REQUEST
Can you print the data exactly and leave out each image?

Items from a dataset
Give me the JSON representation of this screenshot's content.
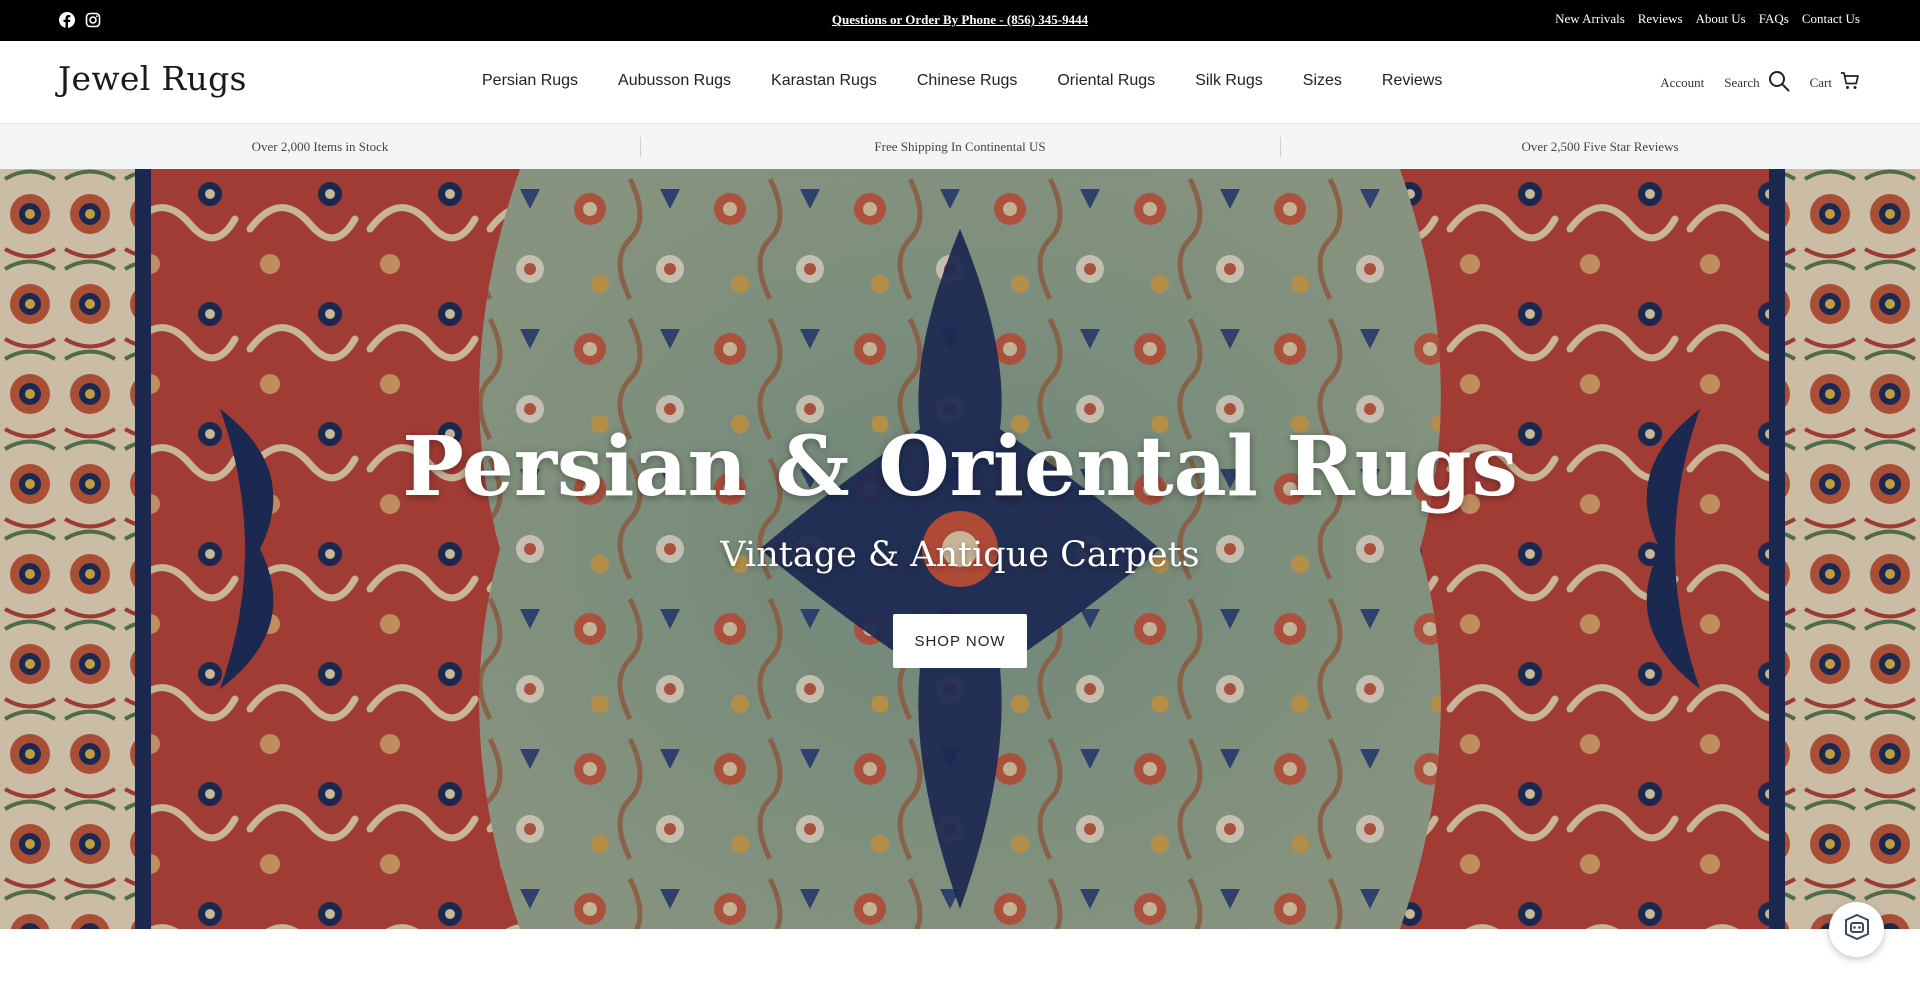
{
  "announcement": {
    "phone_text": "Questions or Order By Phone - (856) 345-9444",
    "social_icons": [
      "facebook-icon",
      "instagram-icon"
    ],
    "links": [
      "New Arrivals",
      "Reviews",
      "About Us",
      "FAQs",
      "Contact Us"
    ]
  },
  "header": {
    "logo": "Jewel Rugs",
    "nav": [
      "Persian Rugs",
      "Aubusson Rugs",
      "Karastan Rugs",
      "Chinese Rugs",
      "Oriental Rugs",
      "Silk Rugs",
      "Sizes",
      "Reviews"
    ],
    "account_label": "Account",
    "search_label": "Search",
    "cart_label": "Cart"
  },
  "usps": [
    "Over 2,000 Items in Stock",
    "Free Shipping In Continental US",
    "Over 2,500 Five Star Reviews"
  ],
  "hero": {
    "title": "Persian & Oriental Rugs",
    "subtitle": "Vintage & Antique Carpets",
    "cta_label": "SHOP NOW"
  },
  "colors": {
    "topbar_bg": "#000000",
    "usp_bg": "#f4f5f6",
    "rug_red": "#b8453d",
    "rug_field": "#8e9f86",
    "rug_navy": "#1f2e5c",
    "rug_cream": "#eadcc2"
  }
}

RESULT
Give me the JSON representation of this screenshot's content.
{
  "announcement": {
    "phone_text": "Questions or Order By Phone - (856) 345-9444",
    "social_icons": [
      "facebook-icon",
      "instagram-icon"
    ],
    "links": [
      "New Arrivals",
      "Reviews",
      "About Us",
      "FAQs",
      "Contact Us"
    ]
  },
  "header": {
    "logo": "Jewel Rugs",
    "nav": [
      "Persian Rugs",
      "Aubusson Rugs",
      "Karastan Rugs",
      "Chinese Rugs",
      "Oriental Rugs",
      "Silk Rugs",
      "Sizes",
      "Reviews"
    ],
    "account_label": "Account",
    "search_label": "Search",
    "cart_label": "Cart"
  },
  "usps": [
    "Over 2,000 Items in Stock",
    "Free Shipping In Continental US",
    "Over 2,500 Five Star Reviews"
  ],
  "hero": {
    "title": "Persian & Oriental Rugs",
    "subtitle": "Vintage & Antique Carpets",
    "cta_label": "SHOP NOW"
  },
  "colors": {
    "topbar_bg": "#000000",
    "usp_bg": "#f4f5f6",
    "rug_red": "#b8453d",
    "rug_field": "#8e9f86",
    "rug_navy": "#1f2e5c",
    "rug_cream": "#eadcc2"
  }
}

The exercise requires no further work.